Report how many lines hold the string "daños". Give the number and nothing else.
= = = = =
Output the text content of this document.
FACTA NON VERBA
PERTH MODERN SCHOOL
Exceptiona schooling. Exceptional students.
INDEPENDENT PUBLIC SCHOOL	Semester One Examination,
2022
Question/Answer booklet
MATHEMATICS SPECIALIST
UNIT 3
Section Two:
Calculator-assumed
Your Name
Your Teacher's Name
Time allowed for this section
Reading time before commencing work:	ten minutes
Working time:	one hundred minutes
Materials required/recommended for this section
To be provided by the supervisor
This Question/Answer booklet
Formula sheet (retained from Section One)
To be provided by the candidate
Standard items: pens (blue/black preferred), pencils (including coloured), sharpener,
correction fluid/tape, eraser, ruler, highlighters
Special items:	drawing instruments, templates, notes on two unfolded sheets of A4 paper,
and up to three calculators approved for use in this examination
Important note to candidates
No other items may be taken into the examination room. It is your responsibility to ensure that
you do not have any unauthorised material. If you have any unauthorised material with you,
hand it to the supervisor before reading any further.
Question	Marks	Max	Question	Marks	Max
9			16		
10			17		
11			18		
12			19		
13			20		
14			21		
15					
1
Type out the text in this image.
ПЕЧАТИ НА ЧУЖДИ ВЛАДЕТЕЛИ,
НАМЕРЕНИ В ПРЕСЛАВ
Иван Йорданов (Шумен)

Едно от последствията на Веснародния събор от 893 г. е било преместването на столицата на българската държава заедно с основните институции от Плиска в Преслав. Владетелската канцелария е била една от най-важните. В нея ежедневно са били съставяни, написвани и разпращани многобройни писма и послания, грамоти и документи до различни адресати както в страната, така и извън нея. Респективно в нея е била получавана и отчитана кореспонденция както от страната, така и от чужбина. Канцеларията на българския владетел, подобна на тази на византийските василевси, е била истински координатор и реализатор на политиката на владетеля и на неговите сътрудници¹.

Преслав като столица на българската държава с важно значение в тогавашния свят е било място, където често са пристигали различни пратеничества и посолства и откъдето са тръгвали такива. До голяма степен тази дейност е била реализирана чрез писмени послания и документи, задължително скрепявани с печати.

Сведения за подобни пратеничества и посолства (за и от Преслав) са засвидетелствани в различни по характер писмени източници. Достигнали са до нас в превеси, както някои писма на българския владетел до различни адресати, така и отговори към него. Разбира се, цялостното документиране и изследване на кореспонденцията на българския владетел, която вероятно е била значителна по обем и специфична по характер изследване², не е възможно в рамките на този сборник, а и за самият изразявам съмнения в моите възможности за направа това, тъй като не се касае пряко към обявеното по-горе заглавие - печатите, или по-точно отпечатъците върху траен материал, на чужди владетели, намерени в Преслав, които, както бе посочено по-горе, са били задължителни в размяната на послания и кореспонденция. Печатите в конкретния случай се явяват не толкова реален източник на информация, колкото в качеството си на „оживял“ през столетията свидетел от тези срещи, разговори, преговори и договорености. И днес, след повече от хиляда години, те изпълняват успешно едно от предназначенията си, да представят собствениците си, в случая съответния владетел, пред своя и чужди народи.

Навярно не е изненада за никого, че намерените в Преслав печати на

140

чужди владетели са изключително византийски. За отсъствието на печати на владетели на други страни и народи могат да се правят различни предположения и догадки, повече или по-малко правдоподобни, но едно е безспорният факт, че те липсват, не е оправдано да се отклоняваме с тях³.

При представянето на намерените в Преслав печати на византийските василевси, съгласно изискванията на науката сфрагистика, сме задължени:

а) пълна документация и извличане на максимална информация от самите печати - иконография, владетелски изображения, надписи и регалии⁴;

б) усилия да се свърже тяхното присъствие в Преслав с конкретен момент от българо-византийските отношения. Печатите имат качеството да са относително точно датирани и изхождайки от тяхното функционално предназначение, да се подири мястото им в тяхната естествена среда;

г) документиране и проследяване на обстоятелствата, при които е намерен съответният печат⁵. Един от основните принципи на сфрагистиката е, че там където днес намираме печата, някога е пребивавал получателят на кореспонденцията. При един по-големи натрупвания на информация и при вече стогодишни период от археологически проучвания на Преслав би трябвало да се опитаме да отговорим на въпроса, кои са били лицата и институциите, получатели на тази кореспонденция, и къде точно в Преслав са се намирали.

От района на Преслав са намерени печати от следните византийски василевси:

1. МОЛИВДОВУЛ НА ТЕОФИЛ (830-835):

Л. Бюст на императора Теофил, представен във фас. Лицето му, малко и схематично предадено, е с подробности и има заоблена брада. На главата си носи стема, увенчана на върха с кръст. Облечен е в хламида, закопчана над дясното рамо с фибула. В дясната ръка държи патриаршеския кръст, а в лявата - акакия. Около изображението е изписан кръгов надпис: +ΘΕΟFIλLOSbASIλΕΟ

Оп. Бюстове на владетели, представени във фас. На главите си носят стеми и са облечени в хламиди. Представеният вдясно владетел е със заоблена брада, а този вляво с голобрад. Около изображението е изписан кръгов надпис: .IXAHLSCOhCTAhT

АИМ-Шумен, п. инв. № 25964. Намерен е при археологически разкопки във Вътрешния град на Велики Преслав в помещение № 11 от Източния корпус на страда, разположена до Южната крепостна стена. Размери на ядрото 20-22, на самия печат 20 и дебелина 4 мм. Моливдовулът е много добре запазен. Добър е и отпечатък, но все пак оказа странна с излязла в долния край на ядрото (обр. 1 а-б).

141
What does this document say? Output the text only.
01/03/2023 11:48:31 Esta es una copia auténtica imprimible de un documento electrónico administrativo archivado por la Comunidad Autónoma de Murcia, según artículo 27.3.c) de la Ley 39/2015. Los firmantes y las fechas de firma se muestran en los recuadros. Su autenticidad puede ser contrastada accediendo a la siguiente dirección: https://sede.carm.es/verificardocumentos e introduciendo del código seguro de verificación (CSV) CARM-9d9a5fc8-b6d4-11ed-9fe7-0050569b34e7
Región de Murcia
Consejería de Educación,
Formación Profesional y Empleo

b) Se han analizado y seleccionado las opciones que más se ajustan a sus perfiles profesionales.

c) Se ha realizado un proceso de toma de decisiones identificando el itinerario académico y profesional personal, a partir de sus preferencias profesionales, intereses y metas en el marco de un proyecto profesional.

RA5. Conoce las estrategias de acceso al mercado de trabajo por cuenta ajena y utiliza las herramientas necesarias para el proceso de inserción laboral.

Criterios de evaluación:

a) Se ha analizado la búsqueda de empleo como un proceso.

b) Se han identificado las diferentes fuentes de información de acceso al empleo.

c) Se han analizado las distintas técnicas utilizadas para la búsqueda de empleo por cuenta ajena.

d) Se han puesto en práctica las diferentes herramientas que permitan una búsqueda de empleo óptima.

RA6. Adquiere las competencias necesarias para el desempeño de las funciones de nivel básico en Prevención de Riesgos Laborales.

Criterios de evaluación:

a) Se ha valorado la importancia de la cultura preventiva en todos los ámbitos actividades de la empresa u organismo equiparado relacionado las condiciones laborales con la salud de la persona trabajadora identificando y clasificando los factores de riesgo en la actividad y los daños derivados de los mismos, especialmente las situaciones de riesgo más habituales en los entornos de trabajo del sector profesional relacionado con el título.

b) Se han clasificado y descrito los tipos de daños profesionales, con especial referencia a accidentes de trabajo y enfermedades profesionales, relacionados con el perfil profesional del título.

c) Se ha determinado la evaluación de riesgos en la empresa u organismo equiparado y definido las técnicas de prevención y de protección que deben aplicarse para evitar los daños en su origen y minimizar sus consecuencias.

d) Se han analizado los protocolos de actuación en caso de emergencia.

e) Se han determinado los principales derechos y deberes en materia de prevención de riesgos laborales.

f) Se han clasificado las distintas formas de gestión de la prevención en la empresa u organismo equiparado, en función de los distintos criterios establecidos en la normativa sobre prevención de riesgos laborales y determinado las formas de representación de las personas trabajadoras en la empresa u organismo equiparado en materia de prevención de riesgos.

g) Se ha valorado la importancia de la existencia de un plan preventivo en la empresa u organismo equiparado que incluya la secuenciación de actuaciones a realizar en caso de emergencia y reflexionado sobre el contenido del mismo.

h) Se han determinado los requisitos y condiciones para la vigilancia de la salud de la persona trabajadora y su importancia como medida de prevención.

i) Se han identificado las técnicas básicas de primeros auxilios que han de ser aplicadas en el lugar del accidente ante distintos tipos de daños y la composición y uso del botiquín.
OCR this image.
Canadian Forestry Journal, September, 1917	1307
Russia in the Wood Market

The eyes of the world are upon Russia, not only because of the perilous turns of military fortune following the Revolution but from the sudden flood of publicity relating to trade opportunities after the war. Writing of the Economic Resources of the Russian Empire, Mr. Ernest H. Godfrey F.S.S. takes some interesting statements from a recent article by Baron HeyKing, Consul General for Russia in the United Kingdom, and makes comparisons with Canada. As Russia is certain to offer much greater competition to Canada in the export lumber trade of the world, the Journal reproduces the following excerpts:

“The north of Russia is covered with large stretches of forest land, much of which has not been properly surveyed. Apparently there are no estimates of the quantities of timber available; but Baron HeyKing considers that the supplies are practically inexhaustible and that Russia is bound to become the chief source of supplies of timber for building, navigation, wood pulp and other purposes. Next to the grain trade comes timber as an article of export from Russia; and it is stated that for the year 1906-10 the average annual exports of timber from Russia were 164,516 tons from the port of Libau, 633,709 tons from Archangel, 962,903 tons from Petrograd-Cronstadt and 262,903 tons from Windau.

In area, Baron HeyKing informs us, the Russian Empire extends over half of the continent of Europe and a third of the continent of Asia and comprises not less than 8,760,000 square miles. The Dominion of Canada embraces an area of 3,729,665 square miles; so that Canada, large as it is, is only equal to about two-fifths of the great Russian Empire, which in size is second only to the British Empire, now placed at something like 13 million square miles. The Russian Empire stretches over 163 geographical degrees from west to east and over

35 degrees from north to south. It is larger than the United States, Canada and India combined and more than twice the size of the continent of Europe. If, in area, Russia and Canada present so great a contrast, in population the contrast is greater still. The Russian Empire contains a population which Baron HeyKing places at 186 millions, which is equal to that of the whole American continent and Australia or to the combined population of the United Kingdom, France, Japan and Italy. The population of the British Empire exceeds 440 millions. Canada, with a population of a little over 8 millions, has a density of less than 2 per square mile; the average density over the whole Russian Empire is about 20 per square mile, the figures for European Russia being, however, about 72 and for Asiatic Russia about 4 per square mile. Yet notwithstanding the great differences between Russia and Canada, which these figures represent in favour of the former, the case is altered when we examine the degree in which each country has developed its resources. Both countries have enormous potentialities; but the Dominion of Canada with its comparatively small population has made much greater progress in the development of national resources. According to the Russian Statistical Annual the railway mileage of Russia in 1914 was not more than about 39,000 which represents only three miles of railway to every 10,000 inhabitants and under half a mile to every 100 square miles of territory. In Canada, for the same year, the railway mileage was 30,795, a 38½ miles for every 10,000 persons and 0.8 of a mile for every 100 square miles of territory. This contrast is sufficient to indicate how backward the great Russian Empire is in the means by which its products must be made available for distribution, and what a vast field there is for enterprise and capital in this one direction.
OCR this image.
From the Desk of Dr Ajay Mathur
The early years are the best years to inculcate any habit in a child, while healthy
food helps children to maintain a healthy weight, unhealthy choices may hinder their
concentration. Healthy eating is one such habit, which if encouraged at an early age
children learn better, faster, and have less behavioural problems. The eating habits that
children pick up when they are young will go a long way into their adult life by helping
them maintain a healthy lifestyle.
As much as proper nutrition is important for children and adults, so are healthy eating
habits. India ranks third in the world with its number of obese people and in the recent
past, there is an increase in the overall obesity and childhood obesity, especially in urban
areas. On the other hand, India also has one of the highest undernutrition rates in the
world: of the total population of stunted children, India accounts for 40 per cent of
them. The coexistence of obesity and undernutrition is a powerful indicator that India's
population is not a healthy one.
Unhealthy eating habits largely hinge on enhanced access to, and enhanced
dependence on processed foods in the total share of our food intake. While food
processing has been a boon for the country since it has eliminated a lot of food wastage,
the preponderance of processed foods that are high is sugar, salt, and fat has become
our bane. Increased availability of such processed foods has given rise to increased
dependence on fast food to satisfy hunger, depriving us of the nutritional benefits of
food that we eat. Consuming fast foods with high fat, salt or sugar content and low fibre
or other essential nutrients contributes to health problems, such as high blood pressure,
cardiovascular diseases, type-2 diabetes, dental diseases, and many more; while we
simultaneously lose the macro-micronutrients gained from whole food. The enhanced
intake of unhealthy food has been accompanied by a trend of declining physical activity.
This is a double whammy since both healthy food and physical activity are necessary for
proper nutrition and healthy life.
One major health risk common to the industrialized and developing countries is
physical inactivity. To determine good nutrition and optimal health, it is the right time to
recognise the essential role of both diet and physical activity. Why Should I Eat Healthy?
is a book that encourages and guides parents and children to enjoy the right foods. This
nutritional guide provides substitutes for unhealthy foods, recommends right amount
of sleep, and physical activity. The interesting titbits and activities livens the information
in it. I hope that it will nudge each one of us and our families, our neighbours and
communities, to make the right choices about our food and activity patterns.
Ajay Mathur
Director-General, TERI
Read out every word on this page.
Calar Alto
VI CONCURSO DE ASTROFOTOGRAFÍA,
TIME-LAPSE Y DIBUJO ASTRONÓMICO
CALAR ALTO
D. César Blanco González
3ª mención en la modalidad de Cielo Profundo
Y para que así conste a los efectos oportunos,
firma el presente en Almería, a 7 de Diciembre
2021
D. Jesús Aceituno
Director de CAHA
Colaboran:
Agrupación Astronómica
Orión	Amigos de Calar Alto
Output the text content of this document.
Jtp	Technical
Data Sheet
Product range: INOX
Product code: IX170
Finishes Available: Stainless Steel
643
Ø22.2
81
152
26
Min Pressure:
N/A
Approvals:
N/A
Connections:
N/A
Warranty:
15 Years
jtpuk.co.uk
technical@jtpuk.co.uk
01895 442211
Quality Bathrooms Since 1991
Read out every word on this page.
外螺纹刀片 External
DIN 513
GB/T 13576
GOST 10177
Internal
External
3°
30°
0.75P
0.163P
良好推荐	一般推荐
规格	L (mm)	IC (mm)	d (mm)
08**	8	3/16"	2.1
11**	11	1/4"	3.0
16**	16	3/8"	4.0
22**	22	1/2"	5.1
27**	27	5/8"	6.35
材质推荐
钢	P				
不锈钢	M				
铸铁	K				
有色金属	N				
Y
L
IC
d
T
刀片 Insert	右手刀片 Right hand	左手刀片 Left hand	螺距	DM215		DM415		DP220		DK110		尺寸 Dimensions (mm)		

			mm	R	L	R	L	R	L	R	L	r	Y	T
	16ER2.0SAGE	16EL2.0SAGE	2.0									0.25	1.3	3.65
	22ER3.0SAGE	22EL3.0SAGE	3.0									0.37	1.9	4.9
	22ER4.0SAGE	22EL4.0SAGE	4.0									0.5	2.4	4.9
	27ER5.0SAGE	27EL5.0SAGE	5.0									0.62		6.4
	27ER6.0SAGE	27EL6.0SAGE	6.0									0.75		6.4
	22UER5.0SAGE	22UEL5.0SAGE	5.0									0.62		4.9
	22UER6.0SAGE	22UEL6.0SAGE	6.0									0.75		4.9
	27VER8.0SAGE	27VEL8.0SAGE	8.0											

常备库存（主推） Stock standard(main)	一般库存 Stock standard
= = = = =
_Correct output_
4